[start]
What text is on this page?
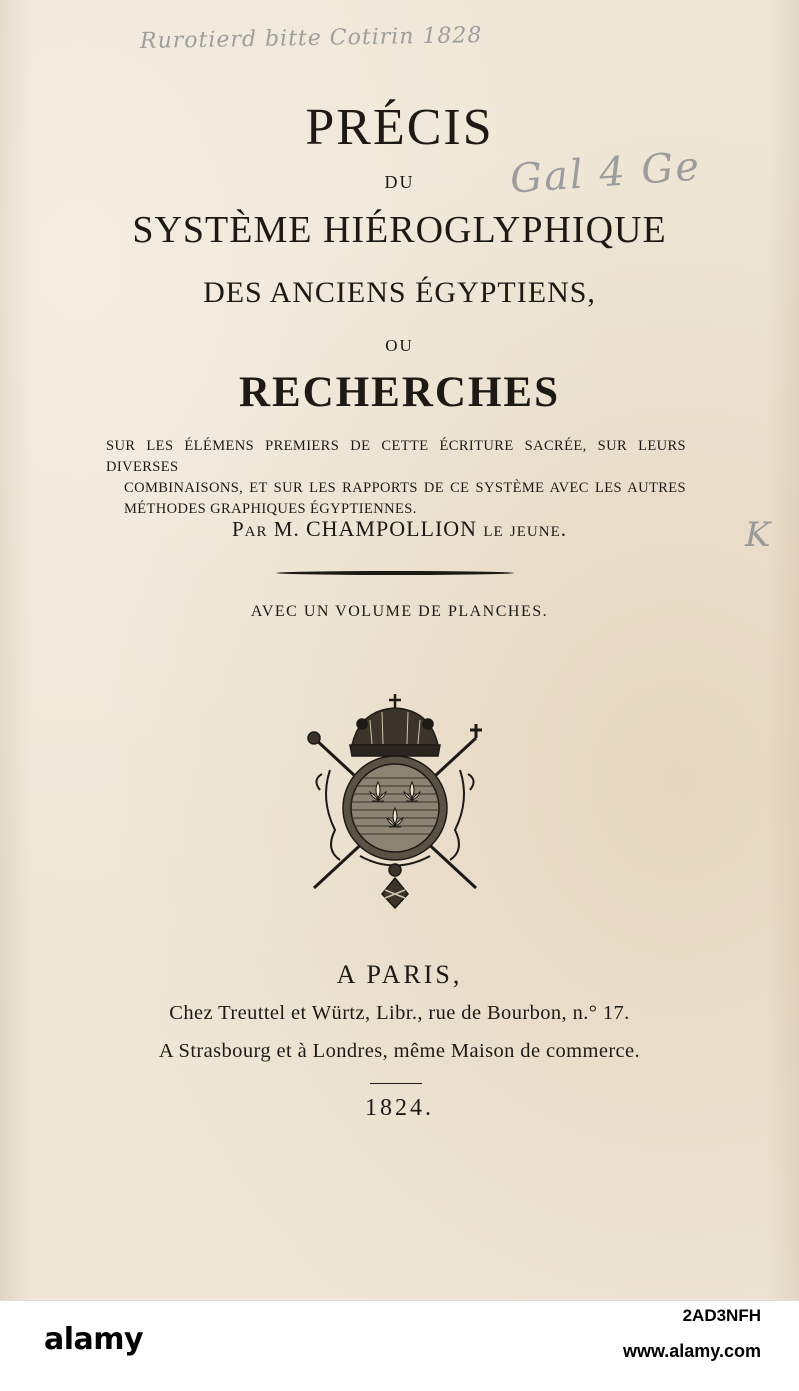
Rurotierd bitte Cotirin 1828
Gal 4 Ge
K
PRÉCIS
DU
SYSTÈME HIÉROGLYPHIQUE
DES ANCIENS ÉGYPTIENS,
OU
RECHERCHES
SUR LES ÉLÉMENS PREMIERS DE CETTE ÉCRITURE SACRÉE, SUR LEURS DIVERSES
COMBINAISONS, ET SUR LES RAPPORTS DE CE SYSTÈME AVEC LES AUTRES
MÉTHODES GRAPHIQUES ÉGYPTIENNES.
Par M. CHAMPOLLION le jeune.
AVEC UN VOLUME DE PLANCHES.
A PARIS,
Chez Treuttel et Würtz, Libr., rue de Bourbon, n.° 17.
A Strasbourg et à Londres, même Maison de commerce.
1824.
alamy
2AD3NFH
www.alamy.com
[end]
[start]
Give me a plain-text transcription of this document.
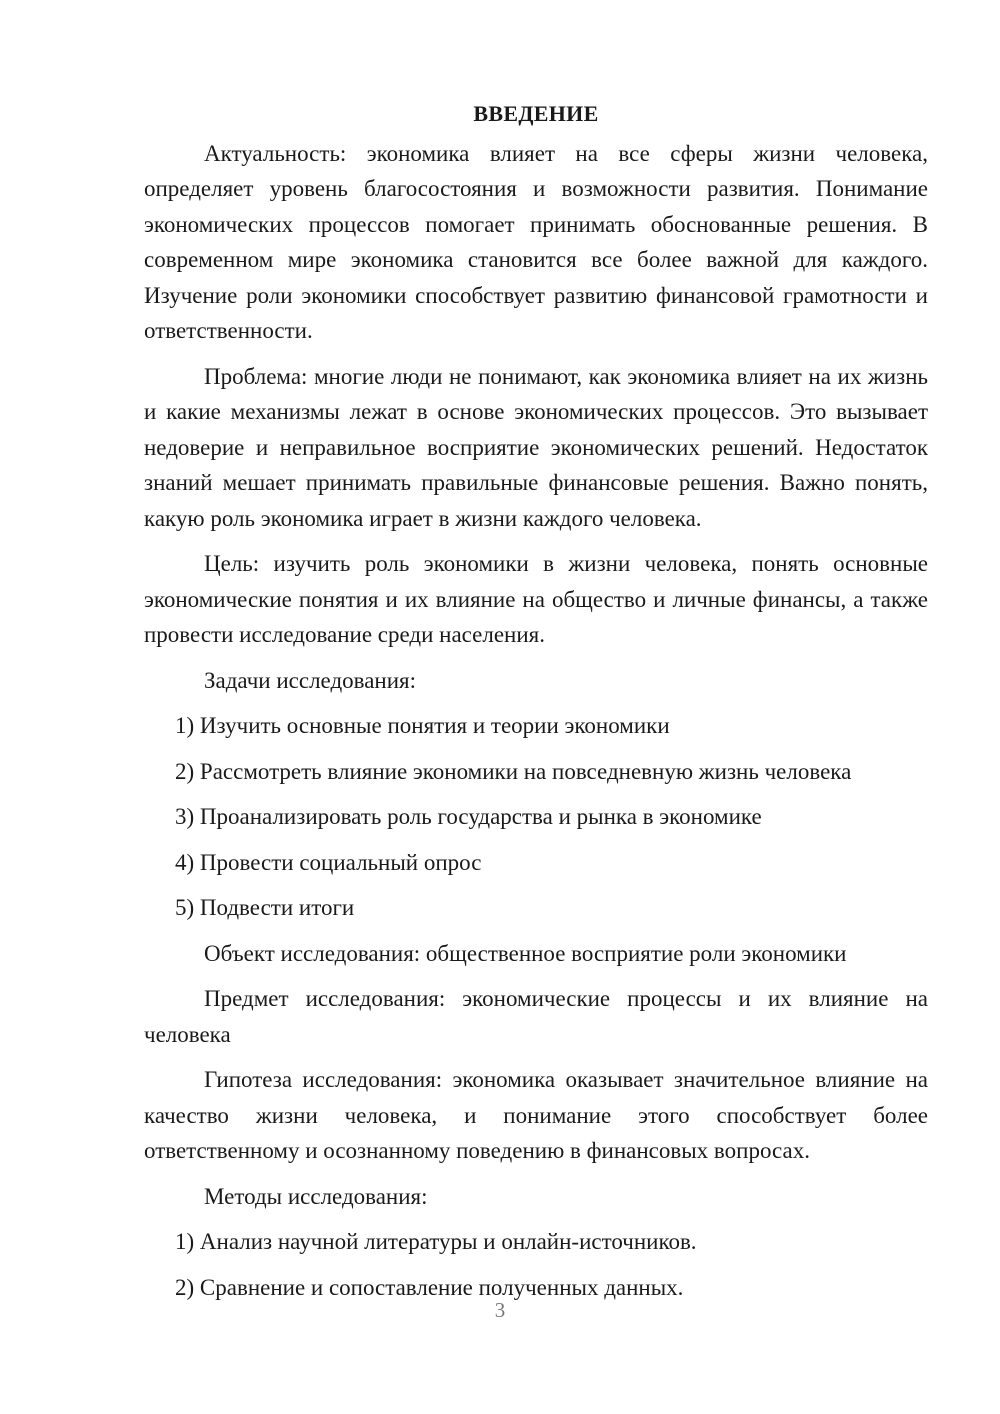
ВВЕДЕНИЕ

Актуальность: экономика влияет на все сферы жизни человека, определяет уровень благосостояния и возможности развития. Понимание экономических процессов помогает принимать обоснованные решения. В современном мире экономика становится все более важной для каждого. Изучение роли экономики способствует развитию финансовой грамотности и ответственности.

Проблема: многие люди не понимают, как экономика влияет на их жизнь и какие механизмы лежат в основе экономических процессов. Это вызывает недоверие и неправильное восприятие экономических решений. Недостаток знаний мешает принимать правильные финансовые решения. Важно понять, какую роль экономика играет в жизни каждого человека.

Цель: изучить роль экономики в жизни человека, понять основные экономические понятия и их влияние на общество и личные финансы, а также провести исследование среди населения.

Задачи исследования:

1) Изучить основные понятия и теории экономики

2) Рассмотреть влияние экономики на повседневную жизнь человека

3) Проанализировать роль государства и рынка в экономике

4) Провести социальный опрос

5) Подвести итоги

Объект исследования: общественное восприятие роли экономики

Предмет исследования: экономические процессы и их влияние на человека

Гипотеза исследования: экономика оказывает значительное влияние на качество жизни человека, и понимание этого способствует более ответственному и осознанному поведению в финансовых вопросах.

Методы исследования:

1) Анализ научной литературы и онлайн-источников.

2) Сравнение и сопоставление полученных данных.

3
[end]
** TASK **
Search the data for "text". Copy every matching line.

** SOLUTION FOR THIS TASK **
What text is on this page?
Give me a plain-text transcription of this document.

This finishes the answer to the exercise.